Rows from a figure dataset
--- BEGIN ---

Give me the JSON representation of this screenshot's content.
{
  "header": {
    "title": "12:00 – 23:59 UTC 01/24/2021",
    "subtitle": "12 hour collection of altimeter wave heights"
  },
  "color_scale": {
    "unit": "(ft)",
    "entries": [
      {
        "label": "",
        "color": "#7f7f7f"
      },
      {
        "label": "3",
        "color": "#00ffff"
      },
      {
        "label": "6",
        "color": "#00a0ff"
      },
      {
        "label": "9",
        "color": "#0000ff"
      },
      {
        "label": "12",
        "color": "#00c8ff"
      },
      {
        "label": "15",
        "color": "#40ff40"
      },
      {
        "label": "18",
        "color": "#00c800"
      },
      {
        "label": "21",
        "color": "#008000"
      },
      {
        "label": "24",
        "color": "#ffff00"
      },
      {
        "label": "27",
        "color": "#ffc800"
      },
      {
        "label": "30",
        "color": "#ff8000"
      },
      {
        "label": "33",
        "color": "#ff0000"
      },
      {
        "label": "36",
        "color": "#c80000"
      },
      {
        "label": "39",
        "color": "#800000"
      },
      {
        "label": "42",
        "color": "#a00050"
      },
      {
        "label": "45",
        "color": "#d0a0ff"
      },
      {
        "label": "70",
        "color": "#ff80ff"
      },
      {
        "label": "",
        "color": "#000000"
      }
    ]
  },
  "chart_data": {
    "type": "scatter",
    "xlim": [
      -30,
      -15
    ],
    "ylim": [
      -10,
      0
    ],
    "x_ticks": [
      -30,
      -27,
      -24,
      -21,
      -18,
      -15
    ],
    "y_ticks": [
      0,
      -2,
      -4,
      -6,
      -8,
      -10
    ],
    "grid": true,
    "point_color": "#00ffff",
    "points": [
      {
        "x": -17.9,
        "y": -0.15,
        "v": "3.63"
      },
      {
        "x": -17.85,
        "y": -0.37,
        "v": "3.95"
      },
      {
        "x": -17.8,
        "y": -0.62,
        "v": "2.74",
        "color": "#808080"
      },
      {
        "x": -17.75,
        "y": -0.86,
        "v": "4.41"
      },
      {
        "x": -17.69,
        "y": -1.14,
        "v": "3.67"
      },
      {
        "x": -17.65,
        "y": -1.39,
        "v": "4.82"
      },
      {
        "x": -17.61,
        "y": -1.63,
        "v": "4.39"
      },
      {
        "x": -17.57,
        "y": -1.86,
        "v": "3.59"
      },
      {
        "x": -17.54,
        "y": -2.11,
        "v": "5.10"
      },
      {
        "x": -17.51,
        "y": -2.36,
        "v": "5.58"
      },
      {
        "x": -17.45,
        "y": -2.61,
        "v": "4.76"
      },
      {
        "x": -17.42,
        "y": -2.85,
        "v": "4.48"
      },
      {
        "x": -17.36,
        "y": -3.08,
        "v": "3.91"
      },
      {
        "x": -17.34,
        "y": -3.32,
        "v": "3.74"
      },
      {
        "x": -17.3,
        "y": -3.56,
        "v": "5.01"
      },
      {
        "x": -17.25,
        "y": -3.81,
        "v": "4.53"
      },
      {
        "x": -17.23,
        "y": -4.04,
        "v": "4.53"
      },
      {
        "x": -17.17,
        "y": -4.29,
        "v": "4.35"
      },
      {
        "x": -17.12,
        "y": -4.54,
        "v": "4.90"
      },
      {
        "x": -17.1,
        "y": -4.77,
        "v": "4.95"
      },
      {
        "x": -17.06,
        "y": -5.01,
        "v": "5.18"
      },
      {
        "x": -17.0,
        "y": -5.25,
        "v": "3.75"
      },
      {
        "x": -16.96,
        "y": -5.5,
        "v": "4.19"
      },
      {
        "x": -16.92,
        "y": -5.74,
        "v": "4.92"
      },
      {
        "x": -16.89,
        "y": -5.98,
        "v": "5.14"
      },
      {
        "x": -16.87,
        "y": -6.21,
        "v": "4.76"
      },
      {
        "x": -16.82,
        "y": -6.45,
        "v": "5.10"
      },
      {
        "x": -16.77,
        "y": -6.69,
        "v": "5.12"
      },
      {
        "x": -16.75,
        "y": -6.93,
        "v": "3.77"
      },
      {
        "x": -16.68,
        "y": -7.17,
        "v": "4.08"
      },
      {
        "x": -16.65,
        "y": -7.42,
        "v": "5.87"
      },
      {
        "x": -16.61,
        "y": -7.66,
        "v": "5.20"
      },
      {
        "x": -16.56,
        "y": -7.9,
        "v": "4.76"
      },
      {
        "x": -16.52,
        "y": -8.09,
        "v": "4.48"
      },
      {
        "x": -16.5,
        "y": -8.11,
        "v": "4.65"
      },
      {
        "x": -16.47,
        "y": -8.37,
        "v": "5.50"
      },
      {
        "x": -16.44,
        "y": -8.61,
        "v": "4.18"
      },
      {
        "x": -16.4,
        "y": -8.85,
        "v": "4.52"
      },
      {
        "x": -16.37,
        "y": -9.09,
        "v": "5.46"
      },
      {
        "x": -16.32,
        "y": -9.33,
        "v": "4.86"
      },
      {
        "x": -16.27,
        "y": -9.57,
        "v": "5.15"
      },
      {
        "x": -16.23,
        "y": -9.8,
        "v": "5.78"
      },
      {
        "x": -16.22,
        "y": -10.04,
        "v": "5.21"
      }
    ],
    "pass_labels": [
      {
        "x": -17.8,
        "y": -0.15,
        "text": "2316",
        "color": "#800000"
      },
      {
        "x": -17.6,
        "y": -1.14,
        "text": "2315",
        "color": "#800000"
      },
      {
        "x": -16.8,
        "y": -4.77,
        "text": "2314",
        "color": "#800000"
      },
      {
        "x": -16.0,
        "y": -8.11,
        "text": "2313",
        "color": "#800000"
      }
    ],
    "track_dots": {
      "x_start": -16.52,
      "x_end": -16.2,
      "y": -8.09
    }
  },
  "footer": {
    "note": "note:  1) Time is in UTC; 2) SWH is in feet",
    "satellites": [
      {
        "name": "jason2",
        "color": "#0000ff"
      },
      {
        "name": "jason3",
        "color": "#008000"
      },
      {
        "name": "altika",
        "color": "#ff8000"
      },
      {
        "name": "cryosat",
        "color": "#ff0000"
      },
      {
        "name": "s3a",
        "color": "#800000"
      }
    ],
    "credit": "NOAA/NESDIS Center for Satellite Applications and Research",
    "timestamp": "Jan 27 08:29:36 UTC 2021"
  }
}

--- END ---

▶ [STATED GOAL]
State how many lines include the string "name", and nothing more.

▶ [CORRECT RESPONSE]
5